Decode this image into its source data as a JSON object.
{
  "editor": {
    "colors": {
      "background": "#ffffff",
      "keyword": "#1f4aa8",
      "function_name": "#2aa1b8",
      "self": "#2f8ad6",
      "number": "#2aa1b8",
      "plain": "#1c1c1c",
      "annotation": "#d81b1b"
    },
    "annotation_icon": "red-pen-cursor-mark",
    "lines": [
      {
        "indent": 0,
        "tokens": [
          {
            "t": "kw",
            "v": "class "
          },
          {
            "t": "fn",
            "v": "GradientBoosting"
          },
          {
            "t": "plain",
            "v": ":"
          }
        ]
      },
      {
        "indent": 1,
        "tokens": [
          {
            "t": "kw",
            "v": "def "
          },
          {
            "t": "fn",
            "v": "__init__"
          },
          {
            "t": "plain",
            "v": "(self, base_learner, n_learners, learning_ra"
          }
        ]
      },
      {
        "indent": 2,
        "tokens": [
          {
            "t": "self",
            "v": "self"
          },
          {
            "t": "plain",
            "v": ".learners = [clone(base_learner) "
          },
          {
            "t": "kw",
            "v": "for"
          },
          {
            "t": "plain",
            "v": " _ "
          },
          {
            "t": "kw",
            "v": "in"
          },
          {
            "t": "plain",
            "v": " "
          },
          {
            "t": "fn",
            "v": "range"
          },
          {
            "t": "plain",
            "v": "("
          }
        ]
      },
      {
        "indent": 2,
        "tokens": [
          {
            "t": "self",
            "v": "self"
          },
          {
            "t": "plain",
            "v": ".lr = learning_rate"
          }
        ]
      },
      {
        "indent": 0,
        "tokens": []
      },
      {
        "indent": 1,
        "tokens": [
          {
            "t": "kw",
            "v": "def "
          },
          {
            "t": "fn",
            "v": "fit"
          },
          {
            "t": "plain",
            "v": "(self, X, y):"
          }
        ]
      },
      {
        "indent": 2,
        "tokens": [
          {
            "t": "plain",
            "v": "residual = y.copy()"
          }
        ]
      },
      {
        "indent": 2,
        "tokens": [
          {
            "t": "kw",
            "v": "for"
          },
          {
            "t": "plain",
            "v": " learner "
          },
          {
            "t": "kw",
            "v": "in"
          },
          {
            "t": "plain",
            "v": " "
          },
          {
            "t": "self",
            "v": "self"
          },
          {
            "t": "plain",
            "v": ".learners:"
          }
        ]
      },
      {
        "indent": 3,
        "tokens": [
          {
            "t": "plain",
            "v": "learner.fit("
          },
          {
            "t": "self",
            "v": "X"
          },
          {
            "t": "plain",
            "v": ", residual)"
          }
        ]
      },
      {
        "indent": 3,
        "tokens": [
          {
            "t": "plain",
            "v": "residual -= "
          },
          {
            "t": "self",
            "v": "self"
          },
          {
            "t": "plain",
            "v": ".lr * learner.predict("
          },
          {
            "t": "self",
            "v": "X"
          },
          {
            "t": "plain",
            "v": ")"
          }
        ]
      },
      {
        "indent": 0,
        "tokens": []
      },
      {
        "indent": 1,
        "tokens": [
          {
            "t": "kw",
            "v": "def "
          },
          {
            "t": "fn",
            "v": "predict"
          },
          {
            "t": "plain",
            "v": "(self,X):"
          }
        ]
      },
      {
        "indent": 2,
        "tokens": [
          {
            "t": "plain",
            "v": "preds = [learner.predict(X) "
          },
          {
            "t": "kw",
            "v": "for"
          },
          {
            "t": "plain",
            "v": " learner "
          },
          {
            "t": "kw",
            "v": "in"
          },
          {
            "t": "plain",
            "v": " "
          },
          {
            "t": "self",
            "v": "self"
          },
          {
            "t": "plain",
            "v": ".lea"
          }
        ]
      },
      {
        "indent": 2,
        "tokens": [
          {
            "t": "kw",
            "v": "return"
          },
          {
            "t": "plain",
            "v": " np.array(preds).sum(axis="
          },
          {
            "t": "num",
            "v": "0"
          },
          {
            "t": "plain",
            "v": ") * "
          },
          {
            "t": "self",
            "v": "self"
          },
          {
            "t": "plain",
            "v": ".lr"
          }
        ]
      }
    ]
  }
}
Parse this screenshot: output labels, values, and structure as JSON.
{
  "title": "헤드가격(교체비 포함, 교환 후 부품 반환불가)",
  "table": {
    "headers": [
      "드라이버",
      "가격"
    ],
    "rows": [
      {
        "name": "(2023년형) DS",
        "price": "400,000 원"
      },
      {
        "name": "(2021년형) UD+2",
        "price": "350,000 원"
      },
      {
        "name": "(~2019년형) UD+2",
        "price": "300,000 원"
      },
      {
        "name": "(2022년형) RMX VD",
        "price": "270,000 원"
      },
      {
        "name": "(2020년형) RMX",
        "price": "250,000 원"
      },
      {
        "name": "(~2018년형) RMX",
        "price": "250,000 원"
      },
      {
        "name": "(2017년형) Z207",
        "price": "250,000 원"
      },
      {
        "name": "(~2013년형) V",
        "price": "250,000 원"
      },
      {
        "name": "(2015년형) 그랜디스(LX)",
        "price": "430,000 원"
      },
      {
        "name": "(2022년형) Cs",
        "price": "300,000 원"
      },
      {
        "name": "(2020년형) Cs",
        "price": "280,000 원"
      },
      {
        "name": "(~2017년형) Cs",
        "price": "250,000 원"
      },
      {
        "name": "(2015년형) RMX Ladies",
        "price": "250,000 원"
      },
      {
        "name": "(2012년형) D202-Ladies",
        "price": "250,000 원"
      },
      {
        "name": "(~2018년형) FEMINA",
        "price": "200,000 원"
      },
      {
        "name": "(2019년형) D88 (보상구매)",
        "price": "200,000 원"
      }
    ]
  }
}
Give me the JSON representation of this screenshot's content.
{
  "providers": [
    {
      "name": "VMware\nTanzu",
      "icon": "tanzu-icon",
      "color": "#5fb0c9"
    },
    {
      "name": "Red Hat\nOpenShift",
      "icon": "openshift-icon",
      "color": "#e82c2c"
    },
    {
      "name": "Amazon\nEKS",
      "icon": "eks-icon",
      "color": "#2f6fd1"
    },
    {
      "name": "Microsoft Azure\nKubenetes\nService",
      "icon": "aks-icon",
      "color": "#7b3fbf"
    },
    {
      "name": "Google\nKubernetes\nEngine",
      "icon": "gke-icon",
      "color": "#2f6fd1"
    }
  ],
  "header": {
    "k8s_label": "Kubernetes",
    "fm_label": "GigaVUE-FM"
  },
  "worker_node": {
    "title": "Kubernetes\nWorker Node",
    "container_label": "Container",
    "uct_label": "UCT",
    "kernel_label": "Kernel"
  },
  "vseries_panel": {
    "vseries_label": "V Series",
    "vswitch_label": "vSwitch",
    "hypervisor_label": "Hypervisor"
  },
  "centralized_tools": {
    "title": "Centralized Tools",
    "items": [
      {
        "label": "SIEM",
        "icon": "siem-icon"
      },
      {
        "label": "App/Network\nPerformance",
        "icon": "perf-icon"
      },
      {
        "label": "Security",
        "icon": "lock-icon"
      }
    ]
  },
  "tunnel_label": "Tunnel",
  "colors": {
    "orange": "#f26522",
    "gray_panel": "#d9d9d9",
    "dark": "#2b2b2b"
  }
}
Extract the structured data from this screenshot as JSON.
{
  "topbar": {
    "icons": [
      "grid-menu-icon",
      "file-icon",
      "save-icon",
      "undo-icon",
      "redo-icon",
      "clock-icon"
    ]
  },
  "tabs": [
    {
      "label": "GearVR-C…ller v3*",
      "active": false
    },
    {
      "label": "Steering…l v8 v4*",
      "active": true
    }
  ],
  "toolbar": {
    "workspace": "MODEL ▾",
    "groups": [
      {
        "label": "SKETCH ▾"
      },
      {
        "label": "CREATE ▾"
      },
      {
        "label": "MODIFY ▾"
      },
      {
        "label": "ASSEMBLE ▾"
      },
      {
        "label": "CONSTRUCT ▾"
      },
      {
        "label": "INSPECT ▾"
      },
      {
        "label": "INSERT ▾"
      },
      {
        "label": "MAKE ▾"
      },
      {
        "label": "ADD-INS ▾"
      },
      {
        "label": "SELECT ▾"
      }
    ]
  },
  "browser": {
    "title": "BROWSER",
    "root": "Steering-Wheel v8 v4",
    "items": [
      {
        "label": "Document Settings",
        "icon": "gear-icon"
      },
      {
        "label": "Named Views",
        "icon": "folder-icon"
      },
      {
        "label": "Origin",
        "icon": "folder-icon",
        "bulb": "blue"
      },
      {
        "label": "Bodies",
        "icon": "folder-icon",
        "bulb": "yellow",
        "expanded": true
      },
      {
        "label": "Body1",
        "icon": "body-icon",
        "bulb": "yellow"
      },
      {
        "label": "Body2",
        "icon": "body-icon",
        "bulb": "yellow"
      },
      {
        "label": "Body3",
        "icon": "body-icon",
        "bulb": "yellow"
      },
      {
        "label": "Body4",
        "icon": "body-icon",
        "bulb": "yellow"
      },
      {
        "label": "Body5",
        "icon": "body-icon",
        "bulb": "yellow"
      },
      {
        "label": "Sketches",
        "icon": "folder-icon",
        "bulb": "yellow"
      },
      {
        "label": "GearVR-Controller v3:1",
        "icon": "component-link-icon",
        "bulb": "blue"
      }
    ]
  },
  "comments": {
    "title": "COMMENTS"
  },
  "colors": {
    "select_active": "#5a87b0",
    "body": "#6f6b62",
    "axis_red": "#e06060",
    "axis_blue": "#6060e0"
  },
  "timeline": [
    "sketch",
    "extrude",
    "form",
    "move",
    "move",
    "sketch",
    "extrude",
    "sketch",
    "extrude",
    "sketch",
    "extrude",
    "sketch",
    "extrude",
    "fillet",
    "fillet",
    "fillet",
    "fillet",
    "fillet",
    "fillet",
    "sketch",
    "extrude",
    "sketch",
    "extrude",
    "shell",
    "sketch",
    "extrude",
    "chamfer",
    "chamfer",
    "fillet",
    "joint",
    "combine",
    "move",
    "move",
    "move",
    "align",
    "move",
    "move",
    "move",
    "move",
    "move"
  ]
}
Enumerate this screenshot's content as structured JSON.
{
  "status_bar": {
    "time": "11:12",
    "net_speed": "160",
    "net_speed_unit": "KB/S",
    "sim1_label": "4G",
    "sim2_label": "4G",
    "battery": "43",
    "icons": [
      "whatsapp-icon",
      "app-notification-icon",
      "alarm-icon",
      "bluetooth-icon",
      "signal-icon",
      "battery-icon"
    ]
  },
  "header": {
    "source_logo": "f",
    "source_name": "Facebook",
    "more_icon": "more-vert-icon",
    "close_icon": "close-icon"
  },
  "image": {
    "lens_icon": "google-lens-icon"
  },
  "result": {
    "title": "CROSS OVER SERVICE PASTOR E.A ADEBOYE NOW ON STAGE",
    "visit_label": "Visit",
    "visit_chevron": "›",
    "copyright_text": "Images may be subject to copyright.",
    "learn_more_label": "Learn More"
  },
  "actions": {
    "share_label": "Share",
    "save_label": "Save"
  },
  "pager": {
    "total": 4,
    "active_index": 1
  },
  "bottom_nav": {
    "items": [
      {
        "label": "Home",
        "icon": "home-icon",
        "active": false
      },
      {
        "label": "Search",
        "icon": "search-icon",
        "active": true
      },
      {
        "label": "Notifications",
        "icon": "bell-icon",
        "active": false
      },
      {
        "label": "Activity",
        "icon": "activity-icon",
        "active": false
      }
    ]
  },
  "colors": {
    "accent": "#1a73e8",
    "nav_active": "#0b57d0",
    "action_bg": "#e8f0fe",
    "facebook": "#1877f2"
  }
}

------------------------------------------------

*WHAT IS REQUIRED*
Pick out every line holding the string "predict" and return it.

*THE REPLY*
            "v": ".lr * learner.predict("
            "v": "predict"
            "v": "preds = [learner.predict(X) "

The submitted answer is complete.